TO BE DONE: From the entries below, copy every line that holds the word "Marcus".

Dataset entries:
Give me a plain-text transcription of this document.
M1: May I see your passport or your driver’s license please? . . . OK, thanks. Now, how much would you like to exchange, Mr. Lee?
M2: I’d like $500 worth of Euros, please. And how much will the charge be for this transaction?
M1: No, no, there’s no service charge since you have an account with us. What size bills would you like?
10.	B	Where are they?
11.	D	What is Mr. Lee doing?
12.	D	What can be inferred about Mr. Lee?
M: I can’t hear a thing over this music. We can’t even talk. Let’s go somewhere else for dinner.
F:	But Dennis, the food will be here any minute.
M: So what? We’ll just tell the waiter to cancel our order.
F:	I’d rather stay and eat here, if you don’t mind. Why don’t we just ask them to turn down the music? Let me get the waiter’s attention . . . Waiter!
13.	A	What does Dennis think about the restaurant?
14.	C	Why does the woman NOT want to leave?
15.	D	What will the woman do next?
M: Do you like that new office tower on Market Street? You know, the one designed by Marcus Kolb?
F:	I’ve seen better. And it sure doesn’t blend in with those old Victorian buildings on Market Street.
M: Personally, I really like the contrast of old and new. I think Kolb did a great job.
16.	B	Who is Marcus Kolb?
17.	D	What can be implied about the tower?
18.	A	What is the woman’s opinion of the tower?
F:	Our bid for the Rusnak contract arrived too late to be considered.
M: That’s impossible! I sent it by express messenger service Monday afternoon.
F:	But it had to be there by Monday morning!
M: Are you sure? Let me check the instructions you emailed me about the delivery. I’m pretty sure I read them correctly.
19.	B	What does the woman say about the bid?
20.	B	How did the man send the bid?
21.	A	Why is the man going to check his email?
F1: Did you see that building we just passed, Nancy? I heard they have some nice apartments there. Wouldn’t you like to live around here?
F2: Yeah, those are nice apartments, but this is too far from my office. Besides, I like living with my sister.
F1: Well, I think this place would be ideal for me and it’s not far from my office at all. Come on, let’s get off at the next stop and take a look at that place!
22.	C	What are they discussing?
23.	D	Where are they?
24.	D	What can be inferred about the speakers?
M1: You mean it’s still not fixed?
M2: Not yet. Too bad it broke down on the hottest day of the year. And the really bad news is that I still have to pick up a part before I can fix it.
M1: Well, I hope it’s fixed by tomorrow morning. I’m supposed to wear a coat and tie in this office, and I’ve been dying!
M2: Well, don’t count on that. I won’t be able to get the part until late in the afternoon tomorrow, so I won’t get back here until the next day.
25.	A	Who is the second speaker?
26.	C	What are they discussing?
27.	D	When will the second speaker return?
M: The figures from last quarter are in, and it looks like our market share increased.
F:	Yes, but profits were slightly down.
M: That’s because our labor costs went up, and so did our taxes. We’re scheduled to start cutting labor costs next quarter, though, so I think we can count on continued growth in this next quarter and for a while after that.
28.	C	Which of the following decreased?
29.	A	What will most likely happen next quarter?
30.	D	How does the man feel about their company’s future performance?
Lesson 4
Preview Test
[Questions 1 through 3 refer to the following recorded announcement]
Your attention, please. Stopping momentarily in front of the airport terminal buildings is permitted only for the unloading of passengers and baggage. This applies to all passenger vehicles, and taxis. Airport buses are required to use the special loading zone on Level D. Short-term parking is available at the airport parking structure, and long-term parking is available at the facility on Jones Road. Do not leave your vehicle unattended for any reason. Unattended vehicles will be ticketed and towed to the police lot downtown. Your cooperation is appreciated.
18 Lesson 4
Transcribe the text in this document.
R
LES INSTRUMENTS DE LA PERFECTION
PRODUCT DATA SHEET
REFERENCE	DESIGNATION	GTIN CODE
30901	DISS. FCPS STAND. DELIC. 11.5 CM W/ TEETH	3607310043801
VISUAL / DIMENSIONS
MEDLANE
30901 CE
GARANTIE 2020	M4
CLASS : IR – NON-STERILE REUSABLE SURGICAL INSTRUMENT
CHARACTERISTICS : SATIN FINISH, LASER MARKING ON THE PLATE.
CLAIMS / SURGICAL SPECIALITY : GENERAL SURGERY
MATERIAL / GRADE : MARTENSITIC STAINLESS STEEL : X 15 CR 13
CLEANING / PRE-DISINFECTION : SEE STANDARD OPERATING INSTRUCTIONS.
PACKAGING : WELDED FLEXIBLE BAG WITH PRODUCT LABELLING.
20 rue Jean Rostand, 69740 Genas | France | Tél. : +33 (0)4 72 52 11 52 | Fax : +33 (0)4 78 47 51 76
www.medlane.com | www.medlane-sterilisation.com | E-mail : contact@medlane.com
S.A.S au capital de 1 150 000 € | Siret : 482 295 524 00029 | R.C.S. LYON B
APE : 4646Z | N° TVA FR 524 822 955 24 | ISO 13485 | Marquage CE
...
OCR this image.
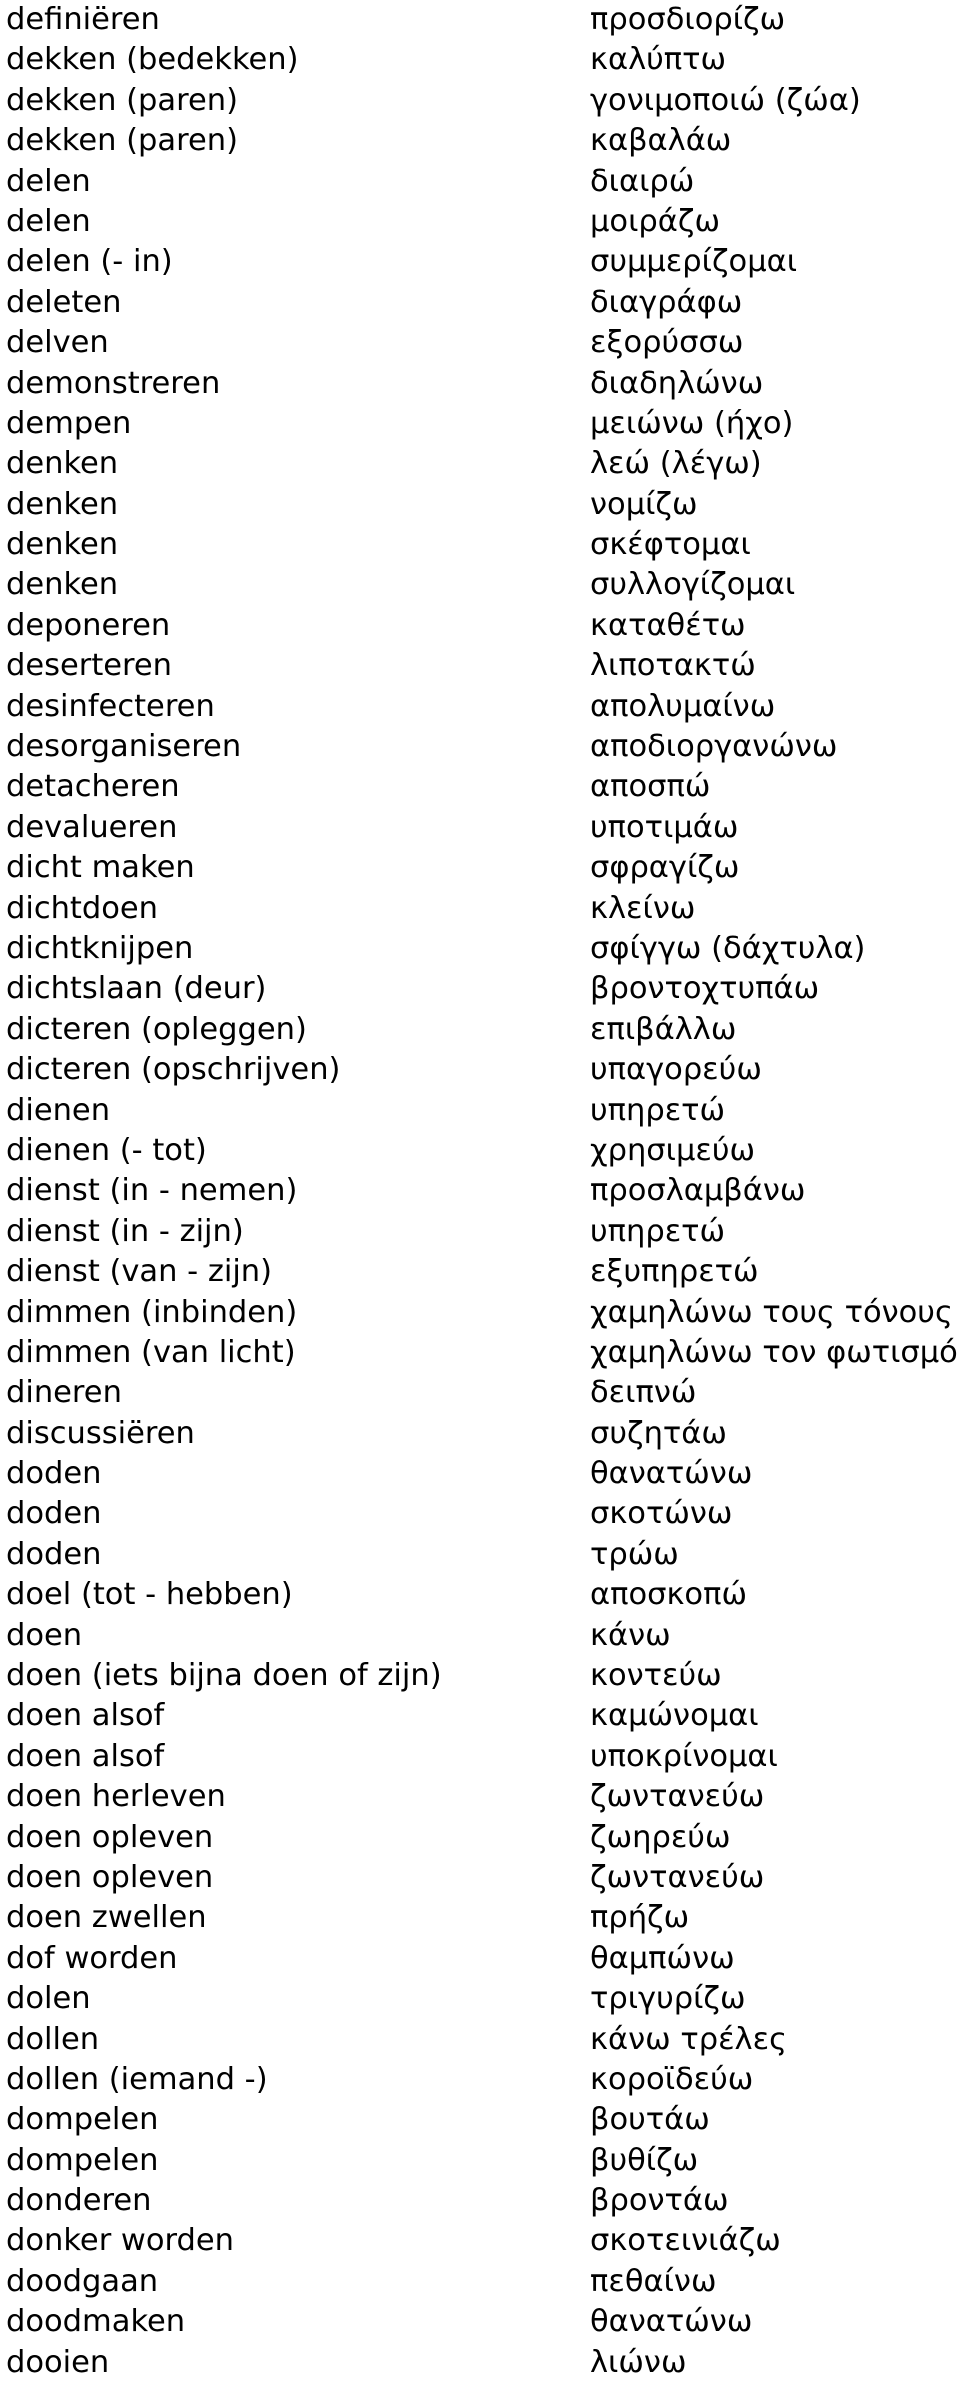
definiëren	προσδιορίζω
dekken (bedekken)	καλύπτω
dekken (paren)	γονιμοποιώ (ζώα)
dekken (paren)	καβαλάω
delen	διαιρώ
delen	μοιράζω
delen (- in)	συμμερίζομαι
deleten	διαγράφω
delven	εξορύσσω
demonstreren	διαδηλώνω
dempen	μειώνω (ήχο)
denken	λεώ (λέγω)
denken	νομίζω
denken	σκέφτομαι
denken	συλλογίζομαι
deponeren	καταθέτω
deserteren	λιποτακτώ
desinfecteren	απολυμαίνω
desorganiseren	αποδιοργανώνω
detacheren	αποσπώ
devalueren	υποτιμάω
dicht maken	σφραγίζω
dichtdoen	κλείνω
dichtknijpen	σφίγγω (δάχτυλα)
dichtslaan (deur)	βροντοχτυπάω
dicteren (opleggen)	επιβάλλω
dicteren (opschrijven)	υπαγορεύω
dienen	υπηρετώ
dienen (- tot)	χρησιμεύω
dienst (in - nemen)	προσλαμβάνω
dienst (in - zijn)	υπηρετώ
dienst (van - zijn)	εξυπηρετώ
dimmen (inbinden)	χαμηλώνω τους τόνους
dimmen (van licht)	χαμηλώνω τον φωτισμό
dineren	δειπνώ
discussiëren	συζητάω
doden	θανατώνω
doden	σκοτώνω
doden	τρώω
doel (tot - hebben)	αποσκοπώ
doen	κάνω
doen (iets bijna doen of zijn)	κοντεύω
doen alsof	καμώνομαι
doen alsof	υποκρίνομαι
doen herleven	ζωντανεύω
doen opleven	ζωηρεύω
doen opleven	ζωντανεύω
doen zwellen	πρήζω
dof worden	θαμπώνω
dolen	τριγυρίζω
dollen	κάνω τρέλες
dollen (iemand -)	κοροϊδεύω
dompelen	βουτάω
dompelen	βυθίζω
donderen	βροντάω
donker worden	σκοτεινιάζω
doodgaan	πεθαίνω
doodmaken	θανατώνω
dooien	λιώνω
* * *
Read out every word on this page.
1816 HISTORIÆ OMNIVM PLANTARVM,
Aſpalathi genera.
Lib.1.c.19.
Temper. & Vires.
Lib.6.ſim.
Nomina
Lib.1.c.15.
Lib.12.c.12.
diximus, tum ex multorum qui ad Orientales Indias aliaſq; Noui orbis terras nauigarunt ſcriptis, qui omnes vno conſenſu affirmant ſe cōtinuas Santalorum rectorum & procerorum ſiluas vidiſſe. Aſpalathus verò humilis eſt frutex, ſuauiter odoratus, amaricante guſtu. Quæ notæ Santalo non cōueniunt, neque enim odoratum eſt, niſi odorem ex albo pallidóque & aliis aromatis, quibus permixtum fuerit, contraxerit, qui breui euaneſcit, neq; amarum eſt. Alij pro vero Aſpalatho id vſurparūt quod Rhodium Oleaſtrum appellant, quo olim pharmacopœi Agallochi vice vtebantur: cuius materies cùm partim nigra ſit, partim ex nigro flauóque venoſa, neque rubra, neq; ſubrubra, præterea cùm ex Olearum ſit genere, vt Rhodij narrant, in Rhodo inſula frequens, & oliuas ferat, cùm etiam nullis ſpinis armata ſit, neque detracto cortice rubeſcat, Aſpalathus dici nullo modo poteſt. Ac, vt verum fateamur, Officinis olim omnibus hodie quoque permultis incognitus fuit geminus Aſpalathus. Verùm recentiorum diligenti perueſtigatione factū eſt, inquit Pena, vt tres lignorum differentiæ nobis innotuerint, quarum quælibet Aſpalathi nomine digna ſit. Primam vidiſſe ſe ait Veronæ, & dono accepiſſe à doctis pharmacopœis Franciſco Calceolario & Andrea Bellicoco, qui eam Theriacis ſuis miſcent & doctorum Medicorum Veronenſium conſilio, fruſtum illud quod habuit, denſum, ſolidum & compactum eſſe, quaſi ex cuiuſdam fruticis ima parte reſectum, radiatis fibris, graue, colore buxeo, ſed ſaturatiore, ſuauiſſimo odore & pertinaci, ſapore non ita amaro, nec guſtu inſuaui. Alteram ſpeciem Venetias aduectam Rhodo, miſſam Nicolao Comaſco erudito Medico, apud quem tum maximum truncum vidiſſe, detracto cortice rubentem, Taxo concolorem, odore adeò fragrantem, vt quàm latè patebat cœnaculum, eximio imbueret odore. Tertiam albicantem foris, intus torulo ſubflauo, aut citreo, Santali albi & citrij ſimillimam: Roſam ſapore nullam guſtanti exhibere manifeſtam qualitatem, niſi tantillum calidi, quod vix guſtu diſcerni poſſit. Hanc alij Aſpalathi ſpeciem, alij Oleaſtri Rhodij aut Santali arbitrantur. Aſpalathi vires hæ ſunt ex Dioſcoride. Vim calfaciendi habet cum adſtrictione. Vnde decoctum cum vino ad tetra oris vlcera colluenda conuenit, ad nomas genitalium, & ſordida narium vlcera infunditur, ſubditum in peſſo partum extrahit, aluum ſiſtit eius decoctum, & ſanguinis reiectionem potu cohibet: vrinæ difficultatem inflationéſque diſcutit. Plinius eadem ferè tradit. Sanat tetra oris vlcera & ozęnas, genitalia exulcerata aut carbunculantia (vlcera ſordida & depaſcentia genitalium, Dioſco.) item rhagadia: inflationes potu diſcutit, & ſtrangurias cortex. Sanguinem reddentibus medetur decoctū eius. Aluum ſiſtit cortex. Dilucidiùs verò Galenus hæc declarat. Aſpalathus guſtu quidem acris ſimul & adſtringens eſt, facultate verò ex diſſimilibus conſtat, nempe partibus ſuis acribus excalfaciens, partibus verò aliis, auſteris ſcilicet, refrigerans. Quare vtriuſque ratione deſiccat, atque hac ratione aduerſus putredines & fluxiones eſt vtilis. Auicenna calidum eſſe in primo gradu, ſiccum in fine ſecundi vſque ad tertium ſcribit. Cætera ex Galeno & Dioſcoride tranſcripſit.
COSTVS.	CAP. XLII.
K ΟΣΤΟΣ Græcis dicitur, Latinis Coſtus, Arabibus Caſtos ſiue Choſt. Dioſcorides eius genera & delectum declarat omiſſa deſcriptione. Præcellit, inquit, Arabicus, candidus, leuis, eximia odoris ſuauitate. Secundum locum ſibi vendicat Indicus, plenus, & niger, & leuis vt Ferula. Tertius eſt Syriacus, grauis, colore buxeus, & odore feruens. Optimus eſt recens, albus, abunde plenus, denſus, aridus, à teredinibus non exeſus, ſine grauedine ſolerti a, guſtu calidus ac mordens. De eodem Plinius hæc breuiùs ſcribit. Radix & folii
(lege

SOLUTION FOR THIS TASK:
M: Do you like that new office tower on Market Street? You know, the one designed by Marcus Kolb?
16.	B	Who is Marcus Kolb?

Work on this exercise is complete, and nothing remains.